What you should do: Copy out all lines where "unity" appears.

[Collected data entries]
— start —

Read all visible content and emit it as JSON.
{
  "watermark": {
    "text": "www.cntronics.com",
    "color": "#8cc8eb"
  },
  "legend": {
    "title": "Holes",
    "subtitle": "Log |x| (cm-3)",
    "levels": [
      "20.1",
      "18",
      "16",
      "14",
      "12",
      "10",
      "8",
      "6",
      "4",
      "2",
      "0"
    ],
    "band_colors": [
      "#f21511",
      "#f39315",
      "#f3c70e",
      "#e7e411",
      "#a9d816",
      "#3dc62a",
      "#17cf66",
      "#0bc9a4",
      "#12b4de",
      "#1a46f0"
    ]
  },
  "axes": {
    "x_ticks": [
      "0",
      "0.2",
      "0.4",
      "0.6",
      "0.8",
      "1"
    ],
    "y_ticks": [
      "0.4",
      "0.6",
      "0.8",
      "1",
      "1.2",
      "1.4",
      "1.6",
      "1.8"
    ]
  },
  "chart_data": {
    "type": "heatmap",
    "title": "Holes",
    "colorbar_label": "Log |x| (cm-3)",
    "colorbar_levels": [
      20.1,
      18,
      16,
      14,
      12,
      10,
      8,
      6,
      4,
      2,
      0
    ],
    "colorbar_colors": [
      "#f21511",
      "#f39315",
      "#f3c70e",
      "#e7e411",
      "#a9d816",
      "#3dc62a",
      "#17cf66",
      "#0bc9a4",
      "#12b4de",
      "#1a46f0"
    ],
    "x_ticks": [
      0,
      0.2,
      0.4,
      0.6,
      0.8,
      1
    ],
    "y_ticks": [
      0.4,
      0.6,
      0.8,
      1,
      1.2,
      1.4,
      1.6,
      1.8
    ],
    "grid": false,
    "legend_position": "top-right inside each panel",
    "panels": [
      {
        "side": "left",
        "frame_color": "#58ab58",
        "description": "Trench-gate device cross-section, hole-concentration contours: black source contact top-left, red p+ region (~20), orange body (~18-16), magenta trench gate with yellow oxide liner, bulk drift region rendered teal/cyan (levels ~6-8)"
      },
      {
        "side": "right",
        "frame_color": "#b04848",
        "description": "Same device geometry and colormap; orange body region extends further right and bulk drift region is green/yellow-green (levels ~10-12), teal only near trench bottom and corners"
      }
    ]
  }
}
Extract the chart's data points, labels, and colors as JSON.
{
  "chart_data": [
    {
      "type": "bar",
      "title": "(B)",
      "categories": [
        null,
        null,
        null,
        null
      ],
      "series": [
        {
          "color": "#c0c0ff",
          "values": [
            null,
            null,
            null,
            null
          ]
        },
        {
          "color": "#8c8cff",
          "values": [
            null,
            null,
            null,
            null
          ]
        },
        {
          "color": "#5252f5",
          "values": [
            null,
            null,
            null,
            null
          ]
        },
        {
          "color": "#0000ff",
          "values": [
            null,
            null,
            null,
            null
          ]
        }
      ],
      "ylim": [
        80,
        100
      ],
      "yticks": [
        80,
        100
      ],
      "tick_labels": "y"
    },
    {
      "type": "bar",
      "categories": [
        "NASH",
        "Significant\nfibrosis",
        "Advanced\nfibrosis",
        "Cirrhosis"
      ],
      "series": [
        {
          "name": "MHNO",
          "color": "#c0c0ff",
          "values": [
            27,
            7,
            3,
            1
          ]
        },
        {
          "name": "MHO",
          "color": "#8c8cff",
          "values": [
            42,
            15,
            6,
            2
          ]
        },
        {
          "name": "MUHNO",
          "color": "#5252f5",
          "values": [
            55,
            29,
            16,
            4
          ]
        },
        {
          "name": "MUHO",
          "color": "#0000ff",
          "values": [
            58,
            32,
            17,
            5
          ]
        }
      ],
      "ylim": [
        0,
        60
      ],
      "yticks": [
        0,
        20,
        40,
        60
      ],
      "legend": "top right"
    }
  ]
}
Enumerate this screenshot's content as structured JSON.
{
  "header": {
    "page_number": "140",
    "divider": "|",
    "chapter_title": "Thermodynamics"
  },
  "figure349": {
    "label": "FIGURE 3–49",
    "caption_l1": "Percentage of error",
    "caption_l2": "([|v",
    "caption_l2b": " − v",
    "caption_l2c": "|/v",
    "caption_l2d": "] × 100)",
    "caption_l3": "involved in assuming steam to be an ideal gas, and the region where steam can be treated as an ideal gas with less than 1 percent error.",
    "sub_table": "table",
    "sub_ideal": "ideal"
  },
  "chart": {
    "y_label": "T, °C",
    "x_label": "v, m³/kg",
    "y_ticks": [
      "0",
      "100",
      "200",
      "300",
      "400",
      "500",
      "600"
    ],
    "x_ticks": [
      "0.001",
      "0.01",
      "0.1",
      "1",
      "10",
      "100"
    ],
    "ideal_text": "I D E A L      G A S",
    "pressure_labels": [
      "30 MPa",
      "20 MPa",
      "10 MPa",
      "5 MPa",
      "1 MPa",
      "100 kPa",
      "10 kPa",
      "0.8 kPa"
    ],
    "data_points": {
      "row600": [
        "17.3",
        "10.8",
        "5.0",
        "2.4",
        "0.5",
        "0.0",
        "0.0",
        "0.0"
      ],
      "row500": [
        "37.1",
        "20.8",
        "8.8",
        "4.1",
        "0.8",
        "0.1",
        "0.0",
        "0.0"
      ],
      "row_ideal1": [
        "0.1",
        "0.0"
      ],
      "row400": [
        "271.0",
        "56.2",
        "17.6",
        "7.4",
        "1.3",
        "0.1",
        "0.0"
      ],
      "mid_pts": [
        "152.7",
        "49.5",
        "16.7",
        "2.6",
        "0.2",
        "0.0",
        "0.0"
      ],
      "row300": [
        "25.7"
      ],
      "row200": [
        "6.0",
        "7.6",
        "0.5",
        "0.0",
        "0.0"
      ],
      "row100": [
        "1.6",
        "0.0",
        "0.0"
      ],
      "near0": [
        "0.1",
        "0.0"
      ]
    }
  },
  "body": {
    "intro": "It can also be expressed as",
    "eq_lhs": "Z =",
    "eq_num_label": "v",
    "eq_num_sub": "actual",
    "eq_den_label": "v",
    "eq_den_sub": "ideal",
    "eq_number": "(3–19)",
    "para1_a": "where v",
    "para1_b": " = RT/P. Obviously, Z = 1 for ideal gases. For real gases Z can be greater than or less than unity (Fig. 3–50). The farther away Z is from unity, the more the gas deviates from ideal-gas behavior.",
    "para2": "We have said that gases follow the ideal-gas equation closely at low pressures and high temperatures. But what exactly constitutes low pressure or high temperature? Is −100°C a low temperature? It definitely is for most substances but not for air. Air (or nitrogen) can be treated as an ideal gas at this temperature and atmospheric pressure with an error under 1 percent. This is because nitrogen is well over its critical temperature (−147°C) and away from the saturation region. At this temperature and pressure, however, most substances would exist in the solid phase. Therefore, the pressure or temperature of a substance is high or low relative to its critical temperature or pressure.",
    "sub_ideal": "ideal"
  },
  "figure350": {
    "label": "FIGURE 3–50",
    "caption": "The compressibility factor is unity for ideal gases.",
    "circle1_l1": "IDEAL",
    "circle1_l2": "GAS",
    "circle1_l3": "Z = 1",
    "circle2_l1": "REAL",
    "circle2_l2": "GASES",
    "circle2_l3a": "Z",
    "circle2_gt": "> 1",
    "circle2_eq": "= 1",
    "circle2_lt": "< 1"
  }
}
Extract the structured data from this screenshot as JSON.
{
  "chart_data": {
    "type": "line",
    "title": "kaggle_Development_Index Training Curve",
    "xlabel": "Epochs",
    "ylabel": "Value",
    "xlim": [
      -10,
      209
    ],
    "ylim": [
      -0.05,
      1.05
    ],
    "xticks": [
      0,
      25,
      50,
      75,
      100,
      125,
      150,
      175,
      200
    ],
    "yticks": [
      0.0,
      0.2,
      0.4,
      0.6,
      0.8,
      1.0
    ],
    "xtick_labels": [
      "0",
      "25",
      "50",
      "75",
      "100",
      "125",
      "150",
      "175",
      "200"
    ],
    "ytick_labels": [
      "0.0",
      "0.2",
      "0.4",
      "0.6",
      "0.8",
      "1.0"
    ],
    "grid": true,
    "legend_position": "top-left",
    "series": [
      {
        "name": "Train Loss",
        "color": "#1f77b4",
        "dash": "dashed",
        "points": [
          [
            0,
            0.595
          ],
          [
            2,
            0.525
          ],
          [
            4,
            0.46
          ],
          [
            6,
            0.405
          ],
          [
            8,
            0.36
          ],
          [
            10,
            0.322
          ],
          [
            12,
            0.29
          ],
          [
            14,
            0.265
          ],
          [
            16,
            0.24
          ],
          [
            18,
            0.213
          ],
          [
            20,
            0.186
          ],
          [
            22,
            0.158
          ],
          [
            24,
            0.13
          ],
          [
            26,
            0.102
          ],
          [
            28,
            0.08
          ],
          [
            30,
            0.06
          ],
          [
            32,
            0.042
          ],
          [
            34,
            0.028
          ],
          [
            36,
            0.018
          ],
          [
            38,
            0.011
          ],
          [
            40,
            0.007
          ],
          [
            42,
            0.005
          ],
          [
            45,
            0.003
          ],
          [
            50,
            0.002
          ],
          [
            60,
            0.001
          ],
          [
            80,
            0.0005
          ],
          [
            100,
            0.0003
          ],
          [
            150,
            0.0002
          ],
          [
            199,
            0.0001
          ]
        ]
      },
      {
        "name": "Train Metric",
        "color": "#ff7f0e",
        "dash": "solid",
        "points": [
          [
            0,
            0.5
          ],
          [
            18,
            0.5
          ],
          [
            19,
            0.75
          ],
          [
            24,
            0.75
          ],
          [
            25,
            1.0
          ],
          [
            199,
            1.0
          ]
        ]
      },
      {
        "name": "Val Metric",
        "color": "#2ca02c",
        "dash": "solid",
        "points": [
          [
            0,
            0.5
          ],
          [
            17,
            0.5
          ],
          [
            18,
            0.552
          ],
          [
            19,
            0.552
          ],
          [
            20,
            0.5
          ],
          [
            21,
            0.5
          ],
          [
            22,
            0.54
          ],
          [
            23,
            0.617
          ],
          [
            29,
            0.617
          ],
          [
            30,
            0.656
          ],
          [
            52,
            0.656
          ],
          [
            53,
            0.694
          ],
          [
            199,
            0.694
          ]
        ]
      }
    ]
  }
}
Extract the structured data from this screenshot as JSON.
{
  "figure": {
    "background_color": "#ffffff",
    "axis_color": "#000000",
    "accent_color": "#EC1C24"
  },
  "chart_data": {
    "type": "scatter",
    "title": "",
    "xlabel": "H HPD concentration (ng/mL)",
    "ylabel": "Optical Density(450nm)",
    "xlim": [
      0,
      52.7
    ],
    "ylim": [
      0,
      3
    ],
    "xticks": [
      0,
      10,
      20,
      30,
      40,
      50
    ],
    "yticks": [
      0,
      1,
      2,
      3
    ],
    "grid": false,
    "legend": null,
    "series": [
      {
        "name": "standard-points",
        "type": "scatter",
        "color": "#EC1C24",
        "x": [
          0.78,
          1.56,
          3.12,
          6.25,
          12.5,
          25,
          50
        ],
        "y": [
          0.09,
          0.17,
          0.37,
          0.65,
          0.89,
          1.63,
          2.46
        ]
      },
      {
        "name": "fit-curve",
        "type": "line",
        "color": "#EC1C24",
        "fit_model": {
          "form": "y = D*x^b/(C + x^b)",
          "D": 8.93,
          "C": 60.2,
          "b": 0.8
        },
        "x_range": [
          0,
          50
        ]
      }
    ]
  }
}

— end —

Answer to the problem:
    "para1_b": " = RT/P. Obviously, Z = 1 for ideal gases. For real gases Z can be greater than or less than unity (Fig. 3–50). The farther away Z is from unity, the more the gas deviates from ideal-gas behavior.",
    "caption": "The compressibility factor is unity for ideal gases.",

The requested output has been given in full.